Exercise description: Repeat the data that follows, word for word, without the images.

[Stored dataset items]
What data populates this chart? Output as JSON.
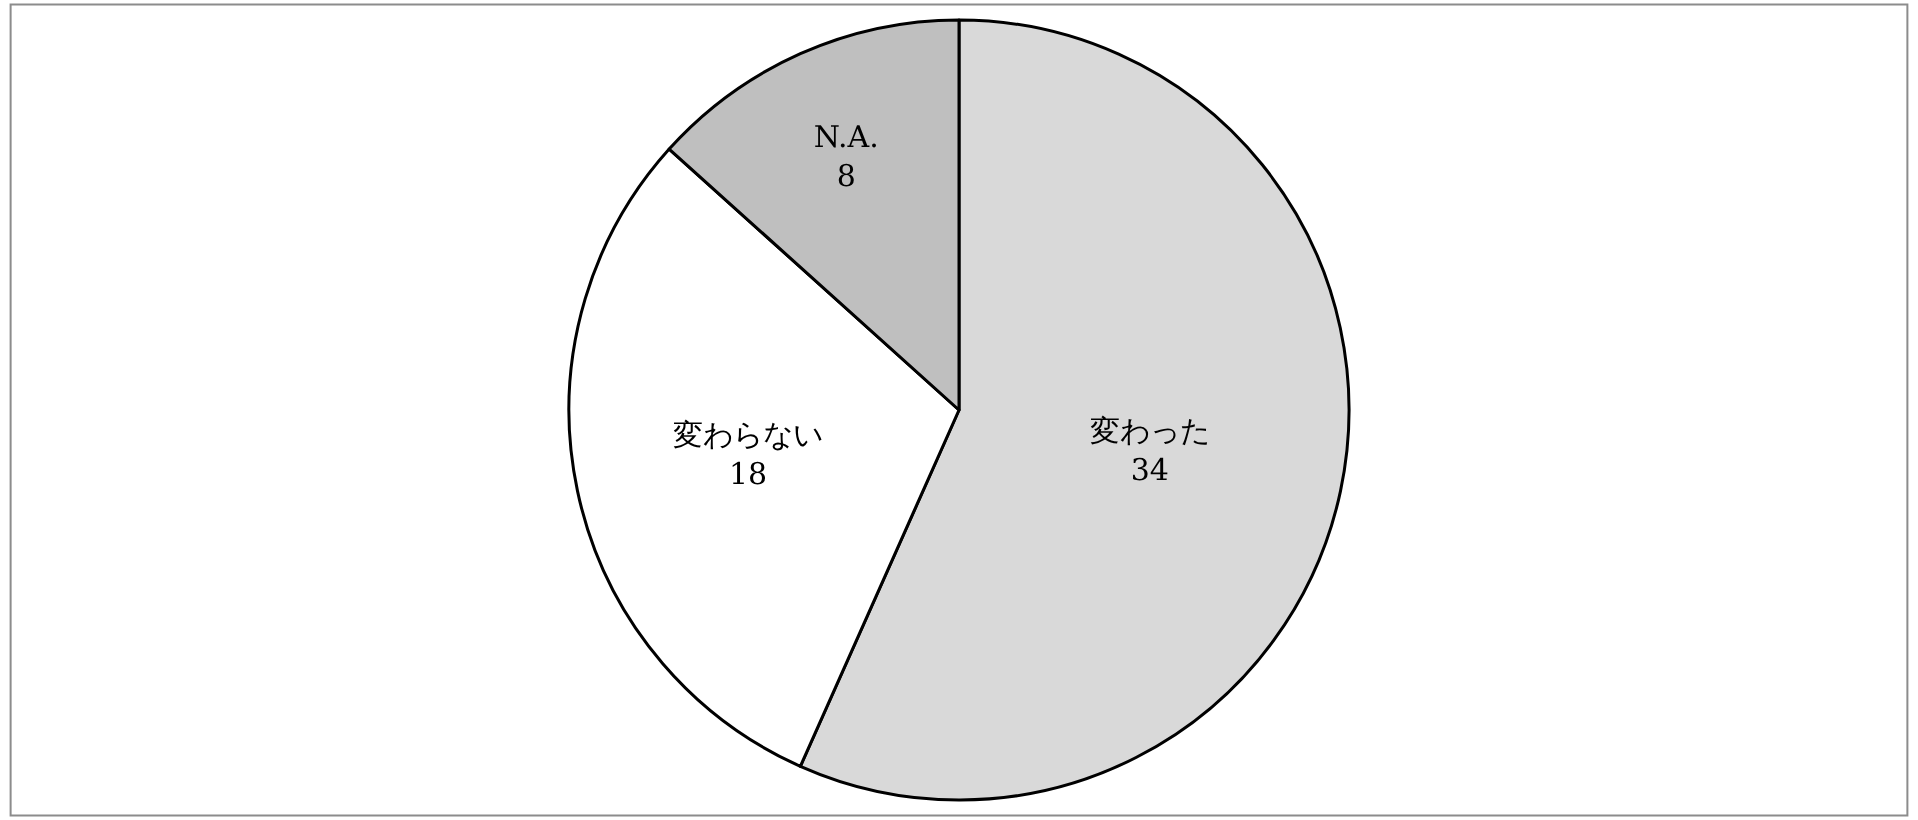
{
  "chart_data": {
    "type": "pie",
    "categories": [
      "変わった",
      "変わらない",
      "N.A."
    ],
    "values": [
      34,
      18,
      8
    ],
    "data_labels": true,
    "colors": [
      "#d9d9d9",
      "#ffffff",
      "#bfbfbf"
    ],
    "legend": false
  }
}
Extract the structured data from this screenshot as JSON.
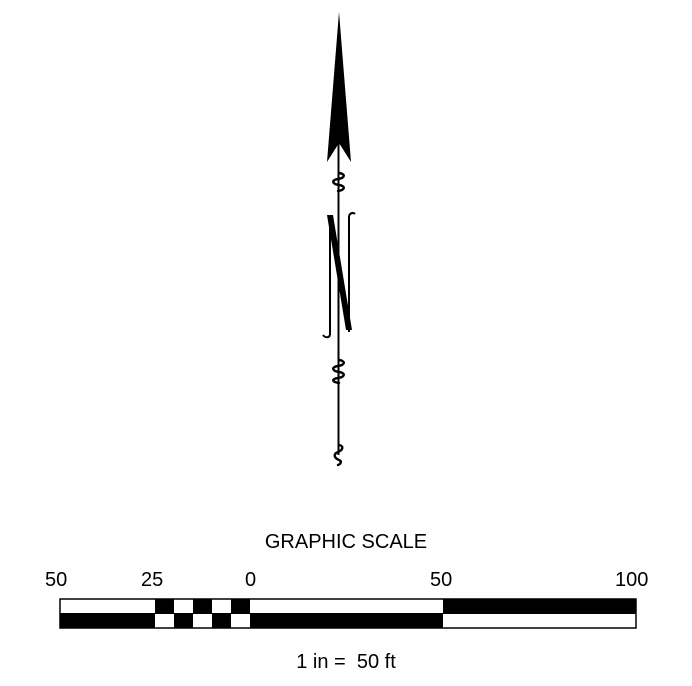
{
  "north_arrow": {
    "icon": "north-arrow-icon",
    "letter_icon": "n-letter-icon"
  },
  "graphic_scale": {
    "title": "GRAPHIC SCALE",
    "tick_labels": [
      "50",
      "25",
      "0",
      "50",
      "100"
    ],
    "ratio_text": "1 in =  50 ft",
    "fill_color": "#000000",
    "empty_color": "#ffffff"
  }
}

Correct answer:
What data populates this chart? Output as JSON.
{
  "chart_data": {
    "type": "pie",
    "categories": [
      "変わった",
      "変わらない",
      "N.A."
    ],
    "values": [
      34,
      18,
      8
    ],
    "data_labels": true,
    "colors": [
      "#d9d9d9",
      "#ffffff",
      "#bfbfbf"
    ],
    "legend": false
  }
}
Extract the structured data from this screenshot as JSON.
{
  "north_arrow": {
    "icon": "north-arrow-icon",
    "letter_icon": "n-letter-icon"
  },
  "graphic_scale": {
    "title": "GRAPHIC SCALE",
    "tick_labels": [
      "50",
      "25",
      "0",
      "50",
      "100"
    ],
    "ratio_text": "1 in =  50 ft",
    "fill_color": "#000000",
    "empty_color": "#ffffff"
  }
}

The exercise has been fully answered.